Repeat every line of the data exactly, but not the pictures.

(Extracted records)

•••••

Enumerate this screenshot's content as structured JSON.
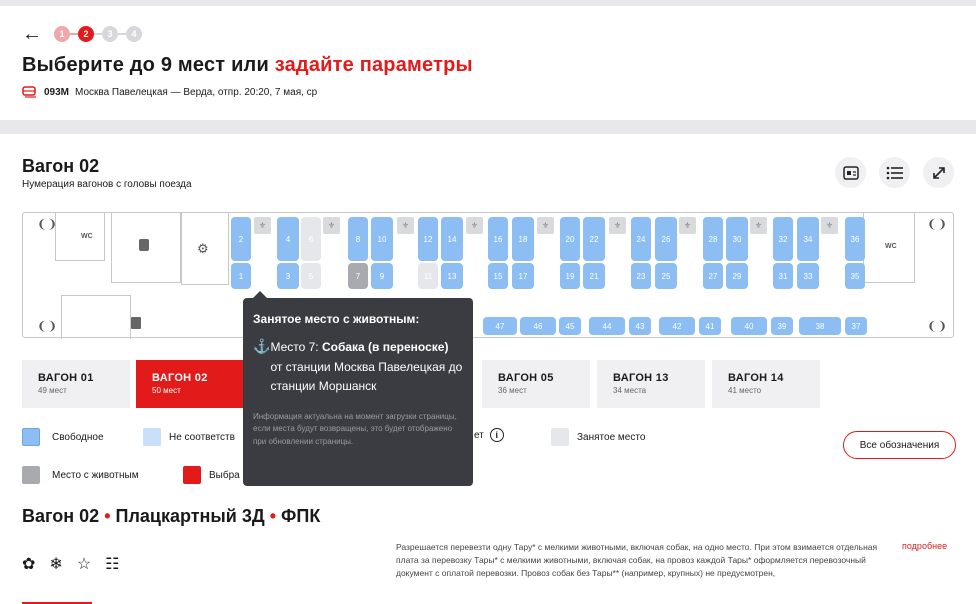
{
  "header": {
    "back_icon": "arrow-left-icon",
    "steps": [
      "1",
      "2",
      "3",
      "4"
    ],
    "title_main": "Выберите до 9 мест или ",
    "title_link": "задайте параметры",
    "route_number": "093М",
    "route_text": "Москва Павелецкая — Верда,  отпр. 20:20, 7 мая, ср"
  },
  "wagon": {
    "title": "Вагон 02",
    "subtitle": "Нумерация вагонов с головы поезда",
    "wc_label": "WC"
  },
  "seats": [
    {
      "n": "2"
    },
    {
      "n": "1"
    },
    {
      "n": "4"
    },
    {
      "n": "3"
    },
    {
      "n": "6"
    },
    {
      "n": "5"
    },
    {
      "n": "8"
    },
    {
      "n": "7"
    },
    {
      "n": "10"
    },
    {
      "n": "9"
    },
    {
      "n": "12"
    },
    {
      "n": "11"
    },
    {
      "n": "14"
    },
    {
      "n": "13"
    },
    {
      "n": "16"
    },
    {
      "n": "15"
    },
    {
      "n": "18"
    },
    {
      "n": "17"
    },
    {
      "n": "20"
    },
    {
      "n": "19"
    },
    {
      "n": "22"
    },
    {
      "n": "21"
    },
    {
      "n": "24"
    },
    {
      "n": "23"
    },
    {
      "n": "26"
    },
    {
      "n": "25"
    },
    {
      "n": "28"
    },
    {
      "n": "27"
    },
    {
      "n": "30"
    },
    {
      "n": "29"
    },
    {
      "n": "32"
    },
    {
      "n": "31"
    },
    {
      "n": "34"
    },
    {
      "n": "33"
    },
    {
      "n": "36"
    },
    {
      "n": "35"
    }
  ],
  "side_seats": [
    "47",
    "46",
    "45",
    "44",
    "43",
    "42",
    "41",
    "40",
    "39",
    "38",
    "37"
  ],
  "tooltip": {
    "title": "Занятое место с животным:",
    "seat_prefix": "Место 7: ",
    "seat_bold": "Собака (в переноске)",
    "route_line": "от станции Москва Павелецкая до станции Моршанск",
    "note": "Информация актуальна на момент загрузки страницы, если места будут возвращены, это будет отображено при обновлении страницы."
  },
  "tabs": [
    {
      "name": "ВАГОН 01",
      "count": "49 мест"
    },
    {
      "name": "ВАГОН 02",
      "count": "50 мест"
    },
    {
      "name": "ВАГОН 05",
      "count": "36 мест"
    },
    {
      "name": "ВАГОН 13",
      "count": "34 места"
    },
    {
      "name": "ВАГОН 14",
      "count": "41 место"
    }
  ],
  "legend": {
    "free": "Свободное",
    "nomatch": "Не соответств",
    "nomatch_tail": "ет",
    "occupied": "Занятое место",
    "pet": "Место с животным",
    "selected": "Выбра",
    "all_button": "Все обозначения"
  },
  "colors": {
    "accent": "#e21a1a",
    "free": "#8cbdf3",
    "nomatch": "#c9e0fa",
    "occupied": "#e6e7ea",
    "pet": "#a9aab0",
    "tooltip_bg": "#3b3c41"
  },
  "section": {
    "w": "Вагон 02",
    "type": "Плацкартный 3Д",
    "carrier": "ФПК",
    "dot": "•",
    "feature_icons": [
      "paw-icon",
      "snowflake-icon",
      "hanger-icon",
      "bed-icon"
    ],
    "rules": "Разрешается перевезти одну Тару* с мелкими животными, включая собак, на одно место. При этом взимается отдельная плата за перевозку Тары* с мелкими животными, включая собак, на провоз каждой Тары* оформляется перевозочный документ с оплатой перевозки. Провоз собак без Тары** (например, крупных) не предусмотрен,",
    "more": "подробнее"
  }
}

•••••

• **RESULT BELOW**
Enumerate this screenshot's content as structured JSON.
{
  "header": {
    "back_icon": "arrow-left-icon",
    "steps": [
      "1",
      "2",
      "3",
      "4"
    ],
    "title_main": "Выберите до 9 мест или ",
    "title_link": "задайте параметры",
    "route_number": "093М",
    "route_text": "Москва Павелецкая — Верда,  отпр. 20:20, 7 мая, ср"
  },
  "wagon": {
    "title": "Вагон 02",
    "subtitle": "Нумерация вагонов с головы поезда",
    "wc_label": "WC"
  },
  "seats": [
    {
      "n": "2"
    },
    {
      "n": "1"
    },
    {
      "n": "4"
    },
    {
      "n": "3"
    },
    {
      "n": "6"
    },
    {
      "n": "5"
    },
    {
      "n": "8"
    },
    {
      "n": "7"
    },
    {
      "n": "10"
    },
    {
      "n": "9"
    },
    {
      "n": "12"
    },
    {
      "n": "11"
    },
    {
      "n": "14"
    },
    {
      "n": "13"
    },
    {
      "n": "16"
    },
    {
      "n": "15"
    },
    {
      "n": "18"
    },
    {
      "n": "17"
    },
    {
      "n": "20"
    },
    {
      "n": "19"
    },
    {
      "n": "22"
    },
    {
      "n": "21"
    },
    {
      "n": "24"
    },
    {
      "n": "23"
    },
    {
      "n": "26"
    },
    {
      "n": "25"
    },
    {
      "n": "28"
    },
    {
      "n": "27"
    },
    {
      "n": "30"
    },
    {
      "n": "29"
    },
    {
      "n": "32"
    },
    {
      "n": "31"
    },
    {
      "n": "34"
    },
    {
      "n": "33"
    },
    {
      "n": "36"
    },
    {
      "n": "35"
    }
  ],
  "side_seats": [
    "47",
    "46",
    "45",
    "44",
    "43",
    "42",
    "41",
    "40",
    "39",
    "38",
    "37"
  ],
  "tooltip": {
    "title": "Занятое место с животным:",
    "seat_prefix": "Место 7: ",
    "seat_bold": "Собака (в переноске)",
    "route_line": "от станции Москва Павелецкая до станции Моршанск",
    "note": "Информация актуальна на момент загрузки страницы, если места будут возвращены, это будет отображено при обновлении страницы."
  },
  "tabs": [
    {
      "name": "ВАГОН 01",
      "count": "49 мест"
    },
    {
      "name": "ВАГОН 02",
      "count": "50 мест"
    },
    {
      "name": "ВАГОН 05",
      "count": "36 мест"
    },
    {
      "name": "ВАГОН 13",
      "count": "34 места"
    },
    {
      "name": "ВАГОН 14",
      "count": "41 место"
    }
  ],
  "legend": {
    "free": "Свободное",
    "nomatch": "Не соответств",
    "nomatch_tail": "ет",
    "occupied": "Занятое место",
    "pet": "Место с животным",
    "selected": "Выбра",
    "all_button": "Все обозначения"
  },
  "colors": {
    "accent": "#e21a1a",
    "free": "#8cbdf3",
    "nomatch": "#c9e0fa",
    "occupied": "#e6e7ea",
    "pet": "#a9aab0",
    "tooltip_bg": "#3b3c41"
  },
  "section": {
    "w": "Вагон 02",
    "type": "Плацкартный 3Д",
    "carrier": "ФПК",
    "dot": "•",
    "feature_icons": [
      "paw-icon",
      "snowflake-icon",
      "hanger-icon",
      "bed-icon"
    ],
    "rules": "Разрешается перевезти одну Тару* с мелкими животными, включая собак, на одно место. При этом взимается отдельная плата за перевозку Тары* с мелкими животными, включая собак, на провоз каждой Тары* оформляется перевозочный документ с оплатой перевозки. Провоз собак без Тары** (например, крупных) не предусмотрен,",
    "more": "подробнее"
  }
}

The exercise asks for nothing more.